Copy the lines holding the word "anal", all of them.

Begin Records provided

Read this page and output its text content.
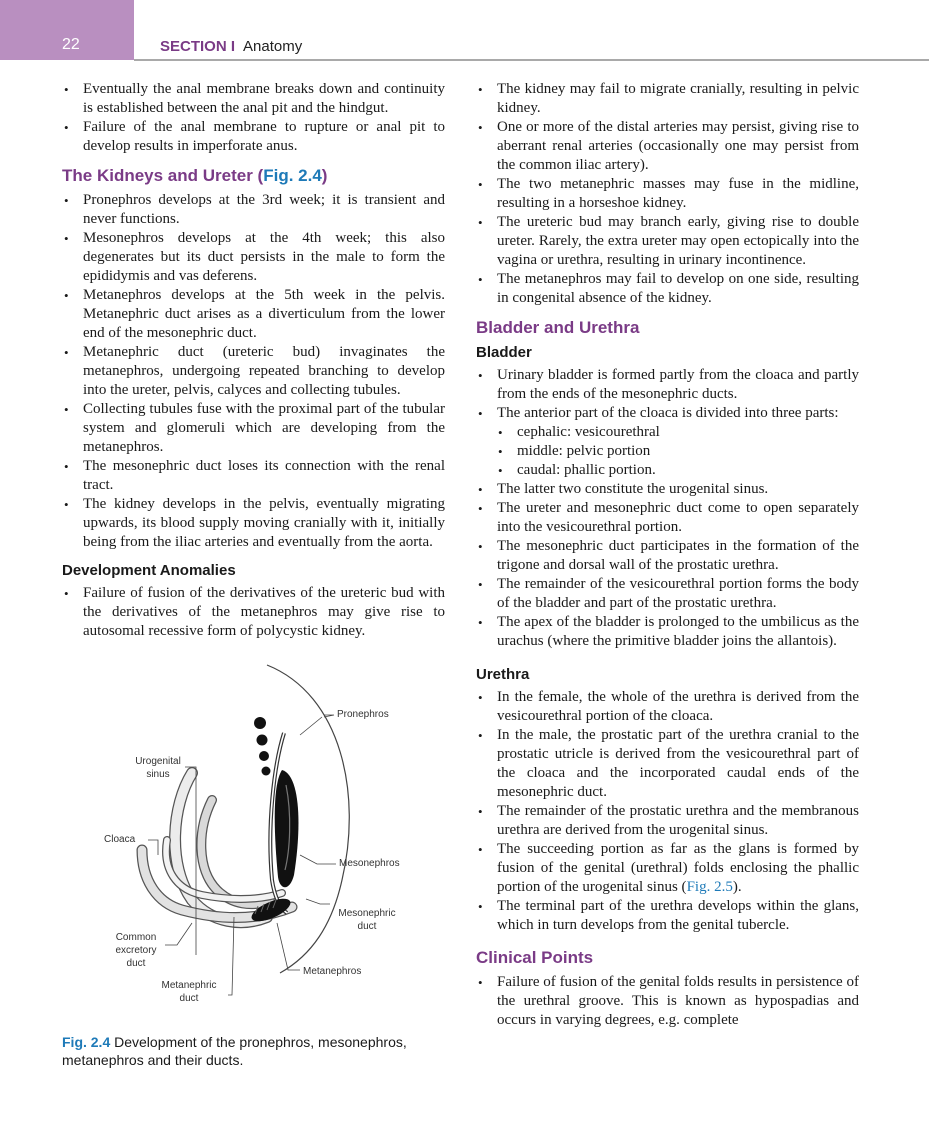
22	SECTION I Anatomy
• Eventually the anal membrane breaks down and continuity is established between the anal pit and the hindgut.
• Failure of the anal membrane to rupture or anal pit to develop results in imperforate anus.
The Kidneys and Ureter (Fig. 2.4)
• Pronephros develops at the 3rd week; it is transient and never functions.
• Mesonephros develops at the 4th week; this also degenerates but its duct persists in the male to form the epididymis and vas deferens.
• Metanephros develops at the 5th week in the pelvis. Metanephric duct arises as a diverticulum from the lower end of the mesonephric duct.
• Metanephric duct (ureteric bud) invaginates the metanephros, undergoing repeated branching to develop into the ureter, pelvis, calyces and collecting tubules.
• Collecting tubules fuse with the proximal part of the tubular system and glomeruli which are developing from the metanephros.
• The mesonephric duct loses its connection with the renal tract.
• The kidney develops in the pelvis, eventually migrating upwards, its blood supply moving cranially with it, initially being from the iliac arteries and eventually from the aorta.
Development Anomalies
• Failure of fusion of the derivatives of the ureteric bud with the derivatives of the metanephros may give rise to autosomal recessive form of polycystic kidney.
Pronephros
Urogenital sinus
Cloaca
Mesonephros
Mesonephric duct
Common excretory duct
Metanephros
Metanephric duct
Fig. 2.4 Development of the pronephros, mesonephros, metanephros and their ducts.
• The kidney may fail to migrate cranially, resulting in pelvic kidney.
• One or more of the distal arteries may persist, giving rise to aberrant renal arteries (occasionally one may persist from the common iliac artery).
• The two metanephric masses may fuse in the midline, resulting in a horseshoe kidney.
• The ureteric bud may branch early, giving rise to double ureter. Rarely, the extra ureter may open ectopically into the vagina or urethra, resulting in urinary incontinence.
• The metanephros may fail to develop on one side, resulting in congenital absence of the kidney.
Bladder and Urethra
Bladder
• Urinary bladder is formed partly from the cloaca and partly from the ends of the mesonephric ducts.
• The anterior part of the cloaca is divided into three parts:
• cephalic: vesicourethral
• middle: pelvic portion
• caudal: phallic portion.
• The latter two constitute the urogenital sinus.
• The ureter and mesonephric duct come to open separately into the vesicourethral portion.
• The mesonephric duct participates in the formation of the trigone and dorsal wall of the prostatic urethra.
• The remainder of the vesicourethral portion forms the body of the bladder and part of the prostatic urethra.
• The apex of the bladder is prolonged to the umbilicus as the urachus (where the primitive bladder joins the allantois).
Urethra
• In the female, the whole of the urethra is derived from the vesicourethral portion of the cloaca.
• In the male, the prostatic part of the urethra cranial to the prostatic utricle is derived from the vesicourethral part of the cloaca and the incorporated caudal ends of the mesonephric duct.
• The remainder of the prostatic urethra and the membranous urethra are derived from the urogenital sinus.
• The succeeding portion as far as the glans is formed by fusion of the genital (urethral) folds enclosing the phallic portion of the urogenital sinus (Fig. 2.5).
• The terminal part of the urethra develops within the glans, which in turn develops from the genital tubercle.
Clinical Points
• Failure of fusion of the genital folds results in persistence of the urethral groove. This is known as hypospadias and occurs in varying degrees, e.g. complete
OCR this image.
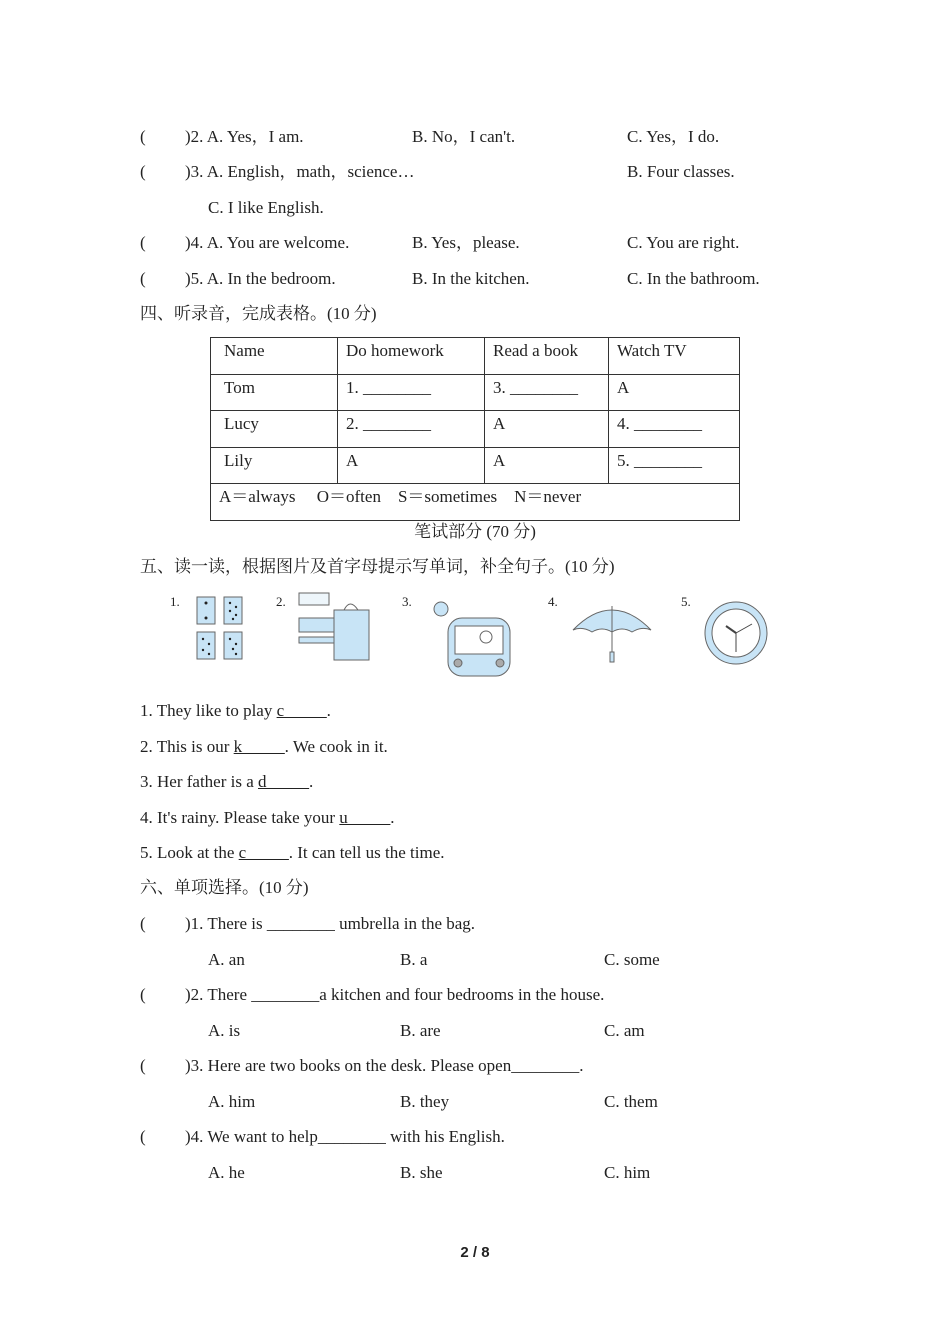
( )2. A. Yes，I am.	B. No，I can't.	C. Yes，I do.
( )3. A. English，math，science…	B. Four classes.
C. I like English.
( )4. A. You are welcome.	B. Yes，please.	C. You are right.
( )5. A. In the bedroom.	B. In the kitchen.	C. In the bathroom.
四、听录音，完成表格。(10 分)
Name	Do homework	Read a book	Watch TV
Tom	1. ________	3. ________	A
Lucy	2. ________	A	4. ________
Lily	A	A	5. ________
A＝always　 O＝often　S＝sometimes　N＝never			
笔试部分 (70 分)
五、读一读，根据图片及首字母提示写单词，补全句子。(10 分)
1.	2.	3.	4.	5.
1. They like to play c_____.
2. This is our k_____. We cook in it.
3. Her father is a d_____.
4. It's rainy. Please take your u_____.
5. Look at the c_____. It can tell us the time.
六、单项选择。(10 分)
( )1. There is ________ umbrella in the bag.
A. an	B. a	C. some
( )2. There ________a kitchen and four bedrooms in the house.
A. is	B. are	C. am
( )3. Here are two books on the desk. Please open________.
A. him	B. they	C. them
( )4. We want to help________ with his English.
A. he	B. she	C. him
2 / 8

End Records provided

_Reply_.
• Eventually the anal membrane breaks down and continuity is established between the anal pit and the hindgut.
• Failure of the anal membrane to rupture or anal pit to develop results in imperforate anus.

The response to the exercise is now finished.